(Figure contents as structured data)
========================

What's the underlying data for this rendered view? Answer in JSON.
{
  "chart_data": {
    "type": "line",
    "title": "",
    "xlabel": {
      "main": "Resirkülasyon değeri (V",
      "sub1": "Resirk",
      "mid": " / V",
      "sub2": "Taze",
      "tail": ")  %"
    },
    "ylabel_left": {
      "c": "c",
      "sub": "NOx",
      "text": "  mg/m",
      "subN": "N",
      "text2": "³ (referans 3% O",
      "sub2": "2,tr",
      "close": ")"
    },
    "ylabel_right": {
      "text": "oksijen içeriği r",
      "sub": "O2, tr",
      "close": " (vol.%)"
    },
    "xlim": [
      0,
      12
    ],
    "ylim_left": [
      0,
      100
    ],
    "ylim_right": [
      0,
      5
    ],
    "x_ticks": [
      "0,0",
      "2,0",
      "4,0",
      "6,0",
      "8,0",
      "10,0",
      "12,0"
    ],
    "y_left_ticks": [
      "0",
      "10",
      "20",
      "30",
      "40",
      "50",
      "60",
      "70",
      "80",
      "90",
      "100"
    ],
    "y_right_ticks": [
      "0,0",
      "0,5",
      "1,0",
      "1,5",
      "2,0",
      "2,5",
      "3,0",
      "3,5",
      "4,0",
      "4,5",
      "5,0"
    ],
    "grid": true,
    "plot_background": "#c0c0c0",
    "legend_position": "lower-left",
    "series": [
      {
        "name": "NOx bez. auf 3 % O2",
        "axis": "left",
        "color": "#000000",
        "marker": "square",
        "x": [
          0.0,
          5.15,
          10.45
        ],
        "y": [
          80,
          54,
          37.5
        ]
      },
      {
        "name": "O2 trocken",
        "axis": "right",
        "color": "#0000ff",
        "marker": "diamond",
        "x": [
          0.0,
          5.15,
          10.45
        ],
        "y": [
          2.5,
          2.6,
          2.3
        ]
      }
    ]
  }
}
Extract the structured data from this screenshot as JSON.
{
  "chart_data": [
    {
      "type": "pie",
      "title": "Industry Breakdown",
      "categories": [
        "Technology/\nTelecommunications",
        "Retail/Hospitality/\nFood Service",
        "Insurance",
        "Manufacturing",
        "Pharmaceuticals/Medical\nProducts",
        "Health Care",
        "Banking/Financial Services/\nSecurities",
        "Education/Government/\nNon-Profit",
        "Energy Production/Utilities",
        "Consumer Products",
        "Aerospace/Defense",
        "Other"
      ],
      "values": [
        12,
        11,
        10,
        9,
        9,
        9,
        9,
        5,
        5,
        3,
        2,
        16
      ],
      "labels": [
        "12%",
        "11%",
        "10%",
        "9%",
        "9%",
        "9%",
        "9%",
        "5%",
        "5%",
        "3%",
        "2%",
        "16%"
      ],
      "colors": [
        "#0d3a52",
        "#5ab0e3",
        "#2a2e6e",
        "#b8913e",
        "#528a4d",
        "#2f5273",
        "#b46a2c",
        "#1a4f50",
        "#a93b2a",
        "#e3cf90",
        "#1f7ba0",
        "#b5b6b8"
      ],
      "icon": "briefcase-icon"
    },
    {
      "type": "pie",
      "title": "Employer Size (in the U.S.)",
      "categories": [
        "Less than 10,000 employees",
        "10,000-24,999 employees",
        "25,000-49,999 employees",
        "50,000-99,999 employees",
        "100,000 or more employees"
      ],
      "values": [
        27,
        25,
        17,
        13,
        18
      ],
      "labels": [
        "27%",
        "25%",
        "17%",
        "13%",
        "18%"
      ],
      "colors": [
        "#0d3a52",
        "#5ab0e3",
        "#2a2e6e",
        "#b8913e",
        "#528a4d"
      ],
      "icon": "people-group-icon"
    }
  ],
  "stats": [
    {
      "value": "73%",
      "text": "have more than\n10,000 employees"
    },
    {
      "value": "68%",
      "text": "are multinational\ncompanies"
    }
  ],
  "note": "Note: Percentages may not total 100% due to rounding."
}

========================

Given instruction: Set down all of the records shown above once more, exactly.

Solution to this problem:
What's the underlying data for this rendered view? Answer in JSON.
{
  "chart_data": {
    "type": "line",
    "title": "",
    "xlabel": {
      "main": "Resirkülasyon değeri (V",
      "sub1": "Resirk",
      "mid": " / V",
      "sub2": "Taze",
      "tail": ")  %"
    },
    "ylabel_left": {
      "c": "c",
      "sub": "NOx",
      "text": "  mg/m",
      "subN": "N",
      "text2": "³ (referans 3% O",
      "sub2": "2,tr",
      "close": ")"
    },
    "ylabel_right": {
      "text": "oksijen içeriği r",
      "sub": "O2, tr",
      "close": " (vol.%)"
    },
    "xlim": [
      0,
      12
    ],
    "ylim_left": [
      0,
      100
    ],
    "ylim_right": [
      0,
      5
    ],
    "x_ticks": [
      "0,0",
      "2,0",
      "4,0",
      "6,0",
      "8,0",
      "10,0",
      "12,0"
    ],
    "y_left_ticks": [
      "0",
      "10",
      "20",
      "30",
      "40",
      "50",
      "60",
      "70",
      "80",
      "90",
      "100"
    ],
    "y_right_ticks": [
      "0,0",
      "0,5",
      "1,0",
      "1,5",
      "2,0",
      "2,5",
      "3,0",
      "3,5",
      "4,0",
      "4,5",
      "5,0"
    ],
    "grid": true,
    "plot_background": "#c0c0c0",
    "legend_position": "lower-left",
    "series": [
      {
        "name": "NOx bez. auf 3 % O2",
        "axis": "left",
        "color": "#000000",
        "marker": "square",
        "x": [
          0.0,
          5.15,
          10.45
        ],
        "y": [
          80,
          54,
          37.5
        ]
      },
      {
        "name": "O2 trocken",
        "axis": "right",
        "color": "#0000ff",
        "marker": "diamond",
        "x": [
          0.0,
          5.15,
          10.45
        ],
        "y": [
          2.5,
          2.6,
          2.3
        ]
      }
    ]
  }
}
Extract the structured data from this screenshot as JSON.
{
  "chart_data": [
    {
      "type": "pie",
      "title": "Industry Breakdown",
      "categories": [
        "Technology/\nTelecommunications",
        "Retail/Hospitality/\nFood Service",
        "Insurance",
        "Manufacturing",
        "Pharmaceuticals/Medical\nProducts",
        "Health Care",
        "Banking/Financial Services/\nSecurities",
        "Education/Government/\nNon-Profit",
        "Energy Production/Utilities",
        "Consumer Products",
        "Aerospace/Defense",
        "Other"
      ],
      "values": [
        12,
        11,
        10,
        9,
        9,
        9,
        9,
        5,
        5,
        3,
        2,
        16
      ],
      "labels": [
        "12%",
        "11%",
        "10%",
        "9%",
        "9%",
        "9%",
        "9%",
        "5%",
        "5%",
        "3%",
        "2%",
        "16%"
      ],
      "colors": [
        "#0d3a52",
        "#5ab0e3",
        "#2a2e6e",
        "#b8913e",
        "#528a4d",
        "#2f5273",
        "#b46a2c",
        "#1a4f50",
        "#a93b2a",
        "#e3cf90",
        "#1f7ba0",
        "#b5b6b8"
      ],
      "icon": "briefcase-icon"
    },
    {
      "type": "pie",
      "title": "Employer Size (in the U.S.)",
      "categories": [
        "Less than 10,000 employees",
        "10,000-24,999 employees",
        "25,000-49,999 employees",
        "50,000-99,999 employees",
        "100,000 or more employees"
      ],
      "values": [
        27,
        25,
        17,
        13,
        18
      ],
      "labels": [
        "27%",
        "25%",
        "17%",
        "13%",
        "18%"
      ],
      "colors": [
        "#0d3a52",
        "#5ab0e3",
        "#2a2e6e",
        "#b8913e",
        "#528a4d"
      ],
      "icon": "people-group-icon"
    }
  ],
  "stats": [
    {
      "value": "73%",
      "text": "have more than\n10,000 employees"
    },
    {
      "value": "68%",
      "text": "are multinational\ncompanies"
    }
  ],
  "note": "Note: Percentages may not total 100% due to rounding."
}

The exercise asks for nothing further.